## [Work required]
Each line of the data below that carries the word "complete" needs to be copied.

## [Study material]
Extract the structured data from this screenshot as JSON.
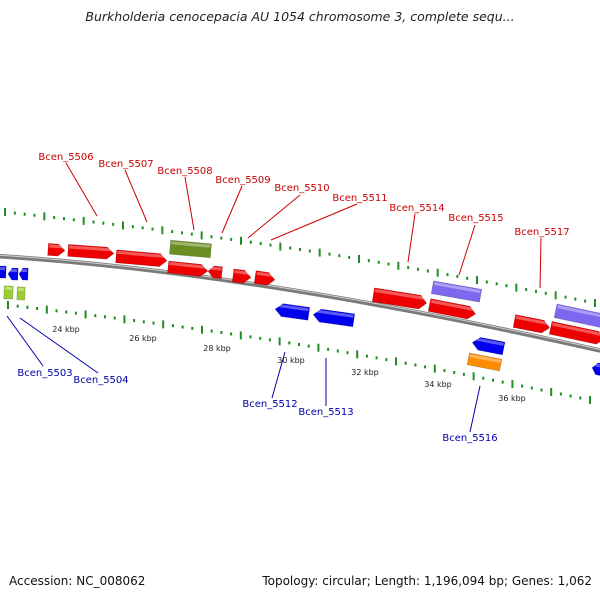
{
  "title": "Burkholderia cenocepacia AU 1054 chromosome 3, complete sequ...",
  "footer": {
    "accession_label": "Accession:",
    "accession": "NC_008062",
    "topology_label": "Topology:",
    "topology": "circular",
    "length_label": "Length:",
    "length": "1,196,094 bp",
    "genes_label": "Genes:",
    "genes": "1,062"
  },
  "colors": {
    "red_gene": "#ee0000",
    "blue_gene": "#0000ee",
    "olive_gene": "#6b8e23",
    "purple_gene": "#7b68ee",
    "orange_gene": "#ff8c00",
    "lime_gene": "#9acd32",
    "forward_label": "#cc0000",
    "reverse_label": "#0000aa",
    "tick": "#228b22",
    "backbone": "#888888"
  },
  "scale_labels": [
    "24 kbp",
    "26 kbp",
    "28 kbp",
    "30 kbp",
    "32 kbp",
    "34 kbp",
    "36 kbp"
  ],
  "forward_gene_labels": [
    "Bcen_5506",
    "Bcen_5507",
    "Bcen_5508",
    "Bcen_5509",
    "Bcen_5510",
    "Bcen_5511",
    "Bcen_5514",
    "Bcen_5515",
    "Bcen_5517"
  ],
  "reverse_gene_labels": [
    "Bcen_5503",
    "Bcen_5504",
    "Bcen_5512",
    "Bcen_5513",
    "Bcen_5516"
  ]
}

---

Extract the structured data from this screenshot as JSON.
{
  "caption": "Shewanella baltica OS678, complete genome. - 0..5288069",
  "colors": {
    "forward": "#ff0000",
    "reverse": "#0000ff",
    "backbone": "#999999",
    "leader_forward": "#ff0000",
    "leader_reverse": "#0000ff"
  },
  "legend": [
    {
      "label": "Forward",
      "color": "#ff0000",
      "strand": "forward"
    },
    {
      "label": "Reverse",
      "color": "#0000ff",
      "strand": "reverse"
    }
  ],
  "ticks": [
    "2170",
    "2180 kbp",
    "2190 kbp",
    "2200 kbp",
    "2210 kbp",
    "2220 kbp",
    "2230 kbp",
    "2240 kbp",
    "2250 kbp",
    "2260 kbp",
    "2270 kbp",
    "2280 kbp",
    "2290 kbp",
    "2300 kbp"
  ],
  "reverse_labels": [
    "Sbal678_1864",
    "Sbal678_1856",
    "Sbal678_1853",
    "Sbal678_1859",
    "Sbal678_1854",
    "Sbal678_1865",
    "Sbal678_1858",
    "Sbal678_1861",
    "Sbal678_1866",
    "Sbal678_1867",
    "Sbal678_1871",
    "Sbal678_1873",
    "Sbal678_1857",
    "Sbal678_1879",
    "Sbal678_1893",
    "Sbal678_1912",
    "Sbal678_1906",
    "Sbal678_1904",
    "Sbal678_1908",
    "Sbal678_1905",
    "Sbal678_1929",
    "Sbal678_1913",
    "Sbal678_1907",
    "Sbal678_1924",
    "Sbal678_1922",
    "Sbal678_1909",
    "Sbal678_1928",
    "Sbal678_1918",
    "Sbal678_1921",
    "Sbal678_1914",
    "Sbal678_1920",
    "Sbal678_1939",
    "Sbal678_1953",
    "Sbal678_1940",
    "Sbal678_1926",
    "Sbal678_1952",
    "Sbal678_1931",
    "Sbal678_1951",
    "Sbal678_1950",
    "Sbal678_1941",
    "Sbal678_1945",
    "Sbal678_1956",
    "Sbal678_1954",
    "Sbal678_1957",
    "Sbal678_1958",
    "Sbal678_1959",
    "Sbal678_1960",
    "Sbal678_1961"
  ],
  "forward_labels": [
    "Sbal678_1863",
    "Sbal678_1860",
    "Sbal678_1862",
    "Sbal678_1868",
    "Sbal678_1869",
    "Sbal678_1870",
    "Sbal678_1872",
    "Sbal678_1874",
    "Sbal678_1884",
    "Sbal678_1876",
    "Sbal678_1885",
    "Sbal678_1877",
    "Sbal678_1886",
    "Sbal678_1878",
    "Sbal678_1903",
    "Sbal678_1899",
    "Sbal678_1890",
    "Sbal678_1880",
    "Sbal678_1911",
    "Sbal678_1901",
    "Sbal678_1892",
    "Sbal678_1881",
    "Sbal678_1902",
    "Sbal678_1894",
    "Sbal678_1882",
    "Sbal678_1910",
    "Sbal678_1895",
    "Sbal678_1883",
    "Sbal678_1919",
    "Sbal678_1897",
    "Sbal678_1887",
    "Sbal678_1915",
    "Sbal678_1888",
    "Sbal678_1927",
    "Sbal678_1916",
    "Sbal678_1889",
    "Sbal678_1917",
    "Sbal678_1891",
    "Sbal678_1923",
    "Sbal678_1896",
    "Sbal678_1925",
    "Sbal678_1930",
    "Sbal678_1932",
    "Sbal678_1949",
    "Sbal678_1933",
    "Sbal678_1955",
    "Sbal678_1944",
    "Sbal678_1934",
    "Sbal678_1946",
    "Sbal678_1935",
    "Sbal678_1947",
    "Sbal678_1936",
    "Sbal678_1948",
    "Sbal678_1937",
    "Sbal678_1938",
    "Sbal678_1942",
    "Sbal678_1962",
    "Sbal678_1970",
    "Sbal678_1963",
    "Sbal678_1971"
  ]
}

## [Task output]
  "title": "Burkholderia cenocepacia AU 1054 chromosome 3, complete sequ...",
  "caption": "Shewanella baltica OS678, complete genome. - 0..5288069",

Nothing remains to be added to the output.